• The exercise
Reproduce the listing below verbatim, keeping every line in its original order.

(Items stored from a collection)
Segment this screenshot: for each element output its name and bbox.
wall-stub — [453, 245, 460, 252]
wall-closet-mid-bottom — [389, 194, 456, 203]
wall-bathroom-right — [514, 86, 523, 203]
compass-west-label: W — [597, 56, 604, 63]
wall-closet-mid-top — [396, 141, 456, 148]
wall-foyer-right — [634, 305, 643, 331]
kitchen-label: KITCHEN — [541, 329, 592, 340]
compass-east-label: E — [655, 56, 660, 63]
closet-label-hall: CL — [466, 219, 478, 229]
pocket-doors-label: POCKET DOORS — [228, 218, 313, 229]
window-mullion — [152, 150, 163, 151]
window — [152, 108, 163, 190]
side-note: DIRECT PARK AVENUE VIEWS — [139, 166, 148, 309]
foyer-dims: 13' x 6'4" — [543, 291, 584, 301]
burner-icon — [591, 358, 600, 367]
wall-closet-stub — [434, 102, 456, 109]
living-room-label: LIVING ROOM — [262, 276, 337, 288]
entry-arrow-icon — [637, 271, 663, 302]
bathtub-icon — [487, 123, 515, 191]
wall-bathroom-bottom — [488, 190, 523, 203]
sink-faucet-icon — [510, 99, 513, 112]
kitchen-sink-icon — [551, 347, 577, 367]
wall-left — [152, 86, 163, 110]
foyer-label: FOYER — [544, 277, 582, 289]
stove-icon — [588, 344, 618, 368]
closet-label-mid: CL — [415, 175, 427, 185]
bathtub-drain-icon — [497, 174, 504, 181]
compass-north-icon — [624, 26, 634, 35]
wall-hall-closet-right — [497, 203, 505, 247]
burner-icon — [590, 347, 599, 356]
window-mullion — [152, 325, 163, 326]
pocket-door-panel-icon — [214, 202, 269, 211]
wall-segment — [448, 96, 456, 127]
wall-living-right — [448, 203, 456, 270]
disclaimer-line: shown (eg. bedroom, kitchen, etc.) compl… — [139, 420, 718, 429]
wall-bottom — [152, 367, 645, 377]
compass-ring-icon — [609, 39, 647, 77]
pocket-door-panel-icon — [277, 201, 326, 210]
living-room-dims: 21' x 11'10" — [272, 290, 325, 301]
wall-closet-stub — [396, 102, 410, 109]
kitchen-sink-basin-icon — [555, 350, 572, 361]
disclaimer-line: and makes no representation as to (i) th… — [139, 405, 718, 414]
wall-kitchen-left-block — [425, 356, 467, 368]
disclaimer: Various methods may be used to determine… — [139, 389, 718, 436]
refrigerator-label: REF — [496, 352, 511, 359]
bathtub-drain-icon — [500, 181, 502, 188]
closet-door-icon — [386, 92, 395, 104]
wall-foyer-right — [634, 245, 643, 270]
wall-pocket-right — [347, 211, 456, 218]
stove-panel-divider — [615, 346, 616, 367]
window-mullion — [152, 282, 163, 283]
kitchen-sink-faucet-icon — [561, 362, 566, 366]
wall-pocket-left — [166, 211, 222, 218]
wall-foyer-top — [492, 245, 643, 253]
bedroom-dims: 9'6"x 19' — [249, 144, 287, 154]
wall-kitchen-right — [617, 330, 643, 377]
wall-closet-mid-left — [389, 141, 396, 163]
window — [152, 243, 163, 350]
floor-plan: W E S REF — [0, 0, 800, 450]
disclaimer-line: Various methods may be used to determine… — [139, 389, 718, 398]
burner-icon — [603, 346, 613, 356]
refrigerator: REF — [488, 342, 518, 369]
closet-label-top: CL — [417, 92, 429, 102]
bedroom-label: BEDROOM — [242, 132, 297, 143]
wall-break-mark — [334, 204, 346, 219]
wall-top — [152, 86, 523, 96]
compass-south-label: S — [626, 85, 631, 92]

• Worked solution
Segment this screenshot: for each element output its name and bbox.
wall-stub — [453, 245, 460, 252]
wall-closet-mid-bottom — [389, 194, 456, 203]
wall-bathroom-right — [514, 86, 523, 203]
compass-west-label: W — [597, 56, 604, 63]
wall-closet-mid-top — [396, 141, 456, 148]
wall-foyer-right — [634, 305, 643, 331]
kitchen-label: KITCHEN — [541, 329, 592, 340]
compass-east-label: E — [655, 56, 660, 63]
closet-label-hall: CL — [466, 219, 478, 229]
pocket-doors-label: POCKET DOORS — [228, 218, 313, 229]
window-mullion — [152, 150, 163, 151]
window — [152, 108, 163, 190]
side-note: DIRECT PARK AVENUE VIEWS — [139, 166, 148, 309]
foyer-dims: 13' x 6'4" — [543, 291, 584, 301]
burner-icon — [591, 358, 600, 367]
wall-closet-stub — [434, 102, 456, 109]
living-room-label: LIVING ROOM — [262, 276, 337, 288]
entry-arrow-icon — [637, 271, 663, 302]
bathtub-icon — [487, 123, 515, 191]
wall-bathroom-bottom — [488, 190, 523, 203]
sink-faucet-icon — [510, 99, 513, 112]
kitchen-sink-icon — [551, 347, 577, 367]
wall-left — [152, 86, 163, 110]
foyer-label: FOYER — [544, 277, 582, 289]
stove-icon — [588, 344, 618, 368]
closet-label-mid: CL — [415, 175, 427, 185]
bathtub-drain-icon — [497, 174, 504, 181]
compass-north-icon — [624, 26, 634, 35]
wall-hall-closet-right — [497, 203, 505, 247]
burner-icon — [590, 347, 599, 356]
window-mullion — [152, 325, 163, 326]
pocket-door-panel-icon — [214, 202, 269, 211]
wall-segment — [448, 96, 456, 127]
wall-living-right — [448, 203, 456, 270]
disclaimer-line: shown (eg. bedroom, kitchen, etc.) compl… — [139, 420, 718, 429]
wall-bottom — [152, 367, 645, 377]
compass-ring-icon — [609, 39, 647, 77]
pocket-door-panel-icon — [277, 201, 326, 210]
living-room-dims: 21' x 11'10" — [272, 290, 325, 301]
wall-closet-stub — [396, 102, 410, 109]
kitchen-sink-basin-icon — [555, 350, 572, 361]
disclaimer-line: and makes no representation as to (i) th… — [139, 405, 718, 414]
wall-kitchen-left-block — [425, 356, 467, 368]
disclaimer: Various methods may be used to determine… — [139, 389, 718, 436]
refrigerator-label: REF — [496, 352, 511, 359]
bathtub-drain-icon — [500, 181, 502, 188]
closet-door-icon — [386, 92, 395, 104]
wall-foyer-right — [634, 245, 643, 270]
wall-pocket-right — [347, 211, 456, 218]
stove-panel-divider — [615, 346, 616, 367]
window-mullion — [152, 282, 163, 283]
kitchen-sink-faucet-icon — [561, 362, 566, 366]
wall-pocket-left — [166, 211, 222, 218]
wall-foyer-top — [492, 245, 643, 253]
bedroom-dims: 9'6"x 19' — [249, 144, 287, 154]
wall-kitchen-right — [617, 330, 643, 377]
wall-closet-mid-left — [389, 141, 396, 163]
window — [152, 243, 163, 350]
floor-plan: W E S REF — [0, 0, 800, 450]
disclaimer-line: Various methods may be used to determine… — [139, 389, 718, 398]
burner-icon — [603, 346, 613, 356]
refrigerator: REF — [488, 342, 518, 369]
closet-label-top: CL — [417, 92, 429, 102]
bedroom-label: BEDROOM — [242, 132, 297, 143]
wall-break-mark — [334, 204, 346, 219]
wall-top — [152, 86, 523, 96]
compass-south-label: S — [626, 85, 631, 92]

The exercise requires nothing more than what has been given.